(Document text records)

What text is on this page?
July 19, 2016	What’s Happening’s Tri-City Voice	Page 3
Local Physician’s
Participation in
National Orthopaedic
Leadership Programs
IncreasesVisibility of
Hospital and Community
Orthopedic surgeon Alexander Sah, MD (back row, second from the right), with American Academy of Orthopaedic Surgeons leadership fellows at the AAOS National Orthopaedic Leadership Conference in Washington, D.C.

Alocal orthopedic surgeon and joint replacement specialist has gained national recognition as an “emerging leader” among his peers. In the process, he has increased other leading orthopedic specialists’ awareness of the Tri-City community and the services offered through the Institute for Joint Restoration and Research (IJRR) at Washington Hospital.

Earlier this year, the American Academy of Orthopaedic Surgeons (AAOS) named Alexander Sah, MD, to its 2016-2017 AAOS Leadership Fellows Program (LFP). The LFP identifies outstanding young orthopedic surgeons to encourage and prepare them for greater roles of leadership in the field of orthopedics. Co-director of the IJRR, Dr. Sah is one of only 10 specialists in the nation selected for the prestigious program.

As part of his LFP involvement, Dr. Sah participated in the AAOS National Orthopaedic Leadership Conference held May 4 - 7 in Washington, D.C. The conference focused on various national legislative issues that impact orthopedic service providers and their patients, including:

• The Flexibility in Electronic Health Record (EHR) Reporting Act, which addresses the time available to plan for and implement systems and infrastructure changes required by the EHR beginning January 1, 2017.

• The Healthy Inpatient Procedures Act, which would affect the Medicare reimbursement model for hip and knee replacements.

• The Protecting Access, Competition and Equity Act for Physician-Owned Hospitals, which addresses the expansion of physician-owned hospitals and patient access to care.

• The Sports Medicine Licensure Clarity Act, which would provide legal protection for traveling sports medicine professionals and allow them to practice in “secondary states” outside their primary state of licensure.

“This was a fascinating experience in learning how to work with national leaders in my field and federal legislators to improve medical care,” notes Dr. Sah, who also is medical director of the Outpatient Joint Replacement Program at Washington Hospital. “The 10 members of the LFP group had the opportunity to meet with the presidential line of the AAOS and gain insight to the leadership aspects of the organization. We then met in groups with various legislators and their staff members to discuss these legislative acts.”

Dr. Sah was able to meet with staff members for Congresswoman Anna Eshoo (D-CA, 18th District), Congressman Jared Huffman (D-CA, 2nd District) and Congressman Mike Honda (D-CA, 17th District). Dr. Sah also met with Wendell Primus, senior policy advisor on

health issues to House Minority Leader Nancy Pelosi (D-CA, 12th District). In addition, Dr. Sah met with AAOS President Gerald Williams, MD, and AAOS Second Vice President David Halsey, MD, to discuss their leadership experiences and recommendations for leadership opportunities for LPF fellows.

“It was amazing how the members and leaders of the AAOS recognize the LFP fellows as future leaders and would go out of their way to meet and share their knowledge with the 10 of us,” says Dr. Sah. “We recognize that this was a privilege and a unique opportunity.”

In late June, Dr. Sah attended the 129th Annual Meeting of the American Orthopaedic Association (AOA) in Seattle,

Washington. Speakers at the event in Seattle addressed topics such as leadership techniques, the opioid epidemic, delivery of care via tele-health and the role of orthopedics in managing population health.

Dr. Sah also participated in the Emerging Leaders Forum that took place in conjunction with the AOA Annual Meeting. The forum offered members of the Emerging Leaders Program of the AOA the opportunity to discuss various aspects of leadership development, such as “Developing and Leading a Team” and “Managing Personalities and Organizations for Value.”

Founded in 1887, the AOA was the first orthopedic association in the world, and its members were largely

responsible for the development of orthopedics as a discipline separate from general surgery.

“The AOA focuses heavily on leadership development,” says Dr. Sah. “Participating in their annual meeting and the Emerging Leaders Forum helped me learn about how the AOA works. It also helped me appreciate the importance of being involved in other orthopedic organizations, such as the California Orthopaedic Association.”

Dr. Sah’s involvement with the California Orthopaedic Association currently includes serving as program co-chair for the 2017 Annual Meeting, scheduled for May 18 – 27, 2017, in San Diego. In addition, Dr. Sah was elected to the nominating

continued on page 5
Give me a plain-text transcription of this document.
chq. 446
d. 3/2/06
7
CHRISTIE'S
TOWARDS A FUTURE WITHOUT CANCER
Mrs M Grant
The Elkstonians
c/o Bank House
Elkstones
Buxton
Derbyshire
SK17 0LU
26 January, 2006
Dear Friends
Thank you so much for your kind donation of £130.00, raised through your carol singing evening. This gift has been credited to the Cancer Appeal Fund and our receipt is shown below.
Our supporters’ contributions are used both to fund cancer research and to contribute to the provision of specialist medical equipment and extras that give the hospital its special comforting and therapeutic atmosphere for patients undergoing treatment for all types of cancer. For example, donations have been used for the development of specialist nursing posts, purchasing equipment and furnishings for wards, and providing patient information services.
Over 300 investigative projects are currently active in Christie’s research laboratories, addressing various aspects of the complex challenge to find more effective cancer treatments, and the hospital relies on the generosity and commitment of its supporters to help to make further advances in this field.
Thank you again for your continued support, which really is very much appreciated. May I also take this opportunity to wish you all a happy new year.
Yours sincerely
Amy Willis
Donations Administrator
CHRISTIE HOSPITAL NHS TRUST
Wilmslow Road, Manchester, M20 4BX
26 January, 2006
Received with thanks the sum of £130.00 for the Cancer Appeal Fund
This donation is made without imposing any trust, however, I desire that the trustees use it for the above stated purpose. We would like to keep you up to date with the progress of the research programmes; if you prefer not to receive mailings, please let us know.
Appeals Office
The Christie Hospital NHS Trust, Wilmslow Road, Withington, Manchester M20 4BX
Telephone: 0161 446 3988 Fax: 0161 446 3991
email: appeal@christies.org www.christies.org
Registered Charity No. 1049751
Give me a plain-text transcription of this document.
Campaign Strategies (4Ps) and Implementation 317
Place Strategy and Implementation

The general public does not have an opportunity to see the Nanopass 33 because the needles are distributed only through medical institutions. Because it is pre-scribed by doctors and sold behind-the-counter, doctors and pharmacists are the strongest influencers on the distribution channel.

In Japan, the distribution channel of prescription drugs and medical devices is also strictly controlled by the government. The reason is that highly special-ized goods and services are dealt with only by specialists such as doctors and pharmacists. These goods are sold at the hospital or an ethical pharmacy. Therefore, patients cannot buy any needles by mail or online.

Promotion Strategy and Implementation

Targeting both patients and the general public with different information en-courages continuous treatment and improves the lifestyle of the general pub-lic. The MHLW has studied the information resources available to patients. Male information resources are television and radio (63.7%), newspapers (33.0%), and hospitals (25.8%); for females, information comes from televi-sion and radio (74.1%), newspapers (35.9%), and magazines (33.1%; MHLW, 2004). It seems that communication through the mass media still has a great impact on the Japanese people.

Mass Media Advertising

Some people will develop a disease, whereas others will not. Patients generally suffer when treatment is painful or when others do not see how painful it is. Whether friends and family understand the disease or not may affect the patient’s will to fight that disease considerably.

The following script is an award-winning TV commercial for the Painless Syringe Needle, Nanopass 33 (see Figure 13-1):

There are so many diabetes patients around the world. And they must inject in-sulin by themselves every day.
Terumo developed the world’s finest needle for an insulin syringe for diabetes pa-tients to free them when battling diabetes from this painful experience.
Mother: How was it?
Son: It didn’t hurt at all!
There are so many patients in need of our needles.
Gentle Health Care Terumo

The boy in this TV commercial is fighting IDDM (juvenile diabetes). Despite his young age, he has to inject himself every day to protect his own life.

■ TASK GOAL
Going through the entries, return every line holding the word "diabetes".

■ EXPECTED ANSWER
There are so many diabetes patients around the world. And they must inject in-sulin by themselves every day.
Terumo developed the world’s finest needle for an insulin syringe for diabetes pa-tients to free them when battling diabetes from this painful experience.
The boy in this TV commercial is fighting IDDM (juvenile diabetes). Despite his young age, he has to inject himself every day to protect his own life.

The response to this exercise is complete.